■ Required work: Present each line of the entries below that holds the word "true".
◆ ◆ ◆ ◆ ◆ ◆ ◆
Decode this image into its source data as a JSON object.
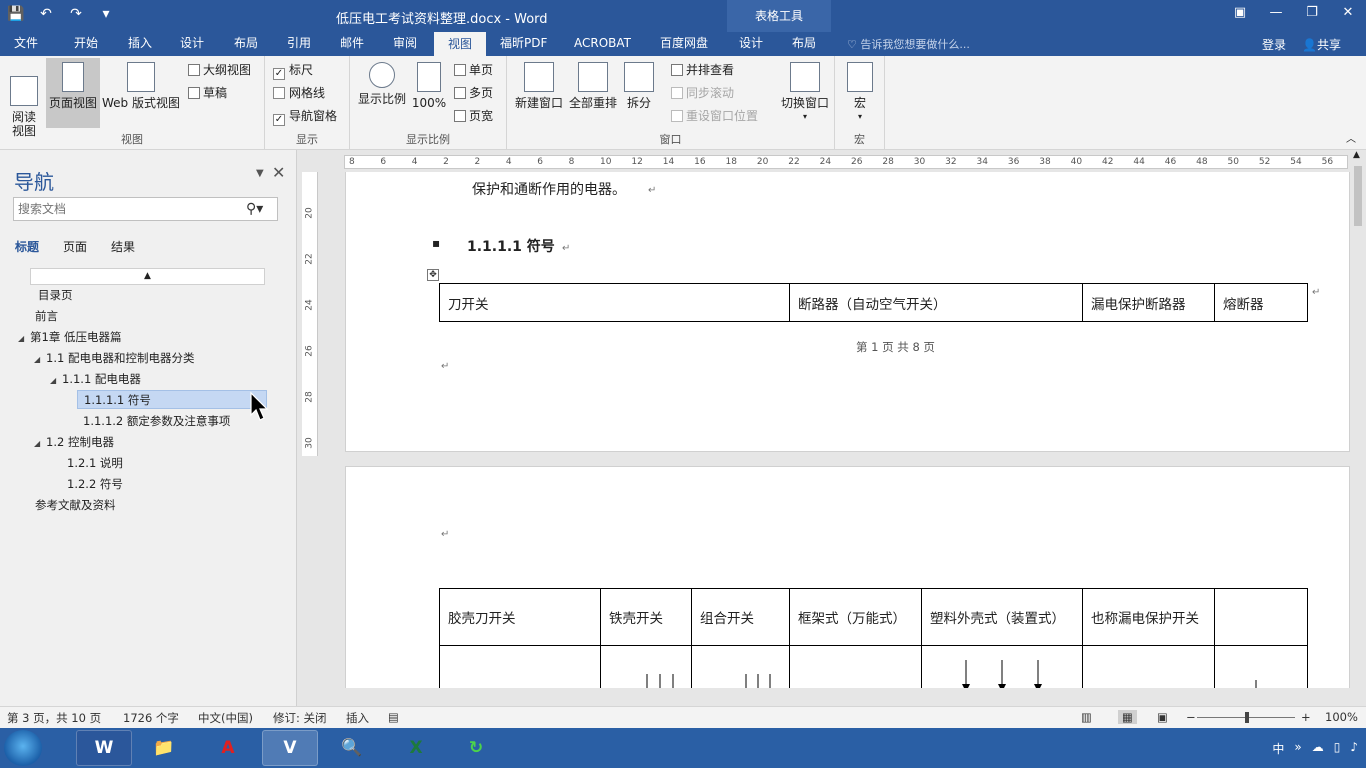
{
  "titlebar": {
    "title": "低压电工考试资料整理.docx - Word",
    "context_tools": "表格工具",
    "qat": [
      "save-icon",
      "undo-icon",
      "redo-icon",
      "customize-icon"
    ]
  },
  "tabs": [
    "文件",
    "开始",
    "插入",
    "设计",
    "布局",
    "引用",
    "邮件",
    "审阅",
    "视图",
    "福昕PDF",
    "ACROBAT",
    "百度网盘",
    "设计",
    "布局"
  ],
  "active_tab": "视图",
  "tellme": "告诉我您想要做什么...",
  "login": "登录",
  "share": "共享",
  "ribbon": {
    "views": {
      "read": "阅读\n视图",
      "print": "页面视图",
      "web": "Web 版式视图",
      "outline": "大纲视图",
      "draft": "草稿",
      "label": "视图"
    },
    "show": {
      "ruler": "标尺",
      "gridlines": "网格线",
      "navpane": "导航窗格",
      "ruler_checked": true,
      "gridlines_checked": false,
      "navpane_checked": true,
      "label": "显示"
    },
    "zoom": {
      "zoom": "显示比例",
      "hundred": "100%",
      "one_page": "单页",
      "multi_page": "多页",
      "page_width": "页宽",
      "label": "显示比例"
    },
    "window": {
      "new_window": "新建窗口",
      "arrange_all": "全部重排",
      "split": "拆分",
      "side_by_side": "并排查看",
      "sync_scroll": "同步滚动",
      "reset_pos": "重设窗口位置",
      "switch": "切换窗口",
      "label": "窗口"
    },
    "macros": {
      "macros": "宏",
      "label": "宏"
    }
  },
  "nav": {
    "title": "导航",
    "search_placeholder": "搜索文档",
    "tabs": [
      "标题",
      "页面",
      "结果"
    ],
    "items": [
      {
        "text": "目录页",
        "level": 0
      },
      {
        "text": "前言",
        "level": 0
      },
      {
        "text": "第1章 低压电器篇",
        "level": 0
      },
      {
        "text": "1.1  配电电器和控制电器分类",
        "level": 1
      },
      {
        "text": "1.1.1 配电电器",
        "level": 2
      },
      {
        "text": "1.1.1.1  符号",
        "level": 3
      },
      {
        "text": "1.1.1.2  额定参数及注意事项",
        "level": 3
      },
      {
        "text": "1.2  控制电器",
        "level": 1
      },
      {
        "text": "1.2.1 说明",
        "level": 2
      },
      {
        "text": "1.2.2 符号",
        "level": 2
      },
      {
        "text": "参考文献及资料",
        "level": 0
      }
    ]
  },
  "ruler": {
    "h_labels": [
      "8",
      "6",
      "4",
      "2",
      "2",
      "4",
      "6",
      "8",
      "10",
      "12",
      "14",
      "16",
      "18",
      "20",
      "22",
      "24",
      "26",
      "28",
      "30",
      "32",
      "34",
      "36",
      "38",
      "40",
      "42",
      "44",
      "46",
      "48",
      "50",
      "52",
      "54",
      "56"
    ],
    "v_labels": [
      "20",
      "22",
      "24",
      "26",
      "28",
      "30"
    ]
  },
  "document": {
    "page1_text": "保护和通断作用的电器。",
    "bullet": "▪",
    "heading": "1.1.1.1  符号",
    "table1": [
      "刀开关",
      "断路器（自动空气开关）",
      "漏电保护断路器",
      "熔断器"
    ],
    "footer": "第 1 页 共 8 页",
    "table2": [
      "胶壳刀开关",
      "铁壳开关",
      "组合开关",
      "框架式（万能式）",
      "塑料外壳式（装置式）",
      "也称漏电保护开关",
      ""
    ]
  },
  "status": {
    "page": "第 3 页，共 10 页",
    "words": "1726 个字",
    "lang": "中文(中国)",
    "track": "修订: 关闭",
    "insert": "插入",
    "zoom": "100%",
    "zoom_level": 0.5
  },
  "taskbar": {
    "apps": [
      "W",
      "📁",
      "A",
      "V",
      "🔍",
      "X",
      "↻"
    ],
    "ime": "中",
    "tray_arrow": "»"
  }
}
◆ ◆ ◆ ◆ ◆ ◆ ◆
■ Correct result:
      "ruler_checked": true,
      "navpane_checked": true,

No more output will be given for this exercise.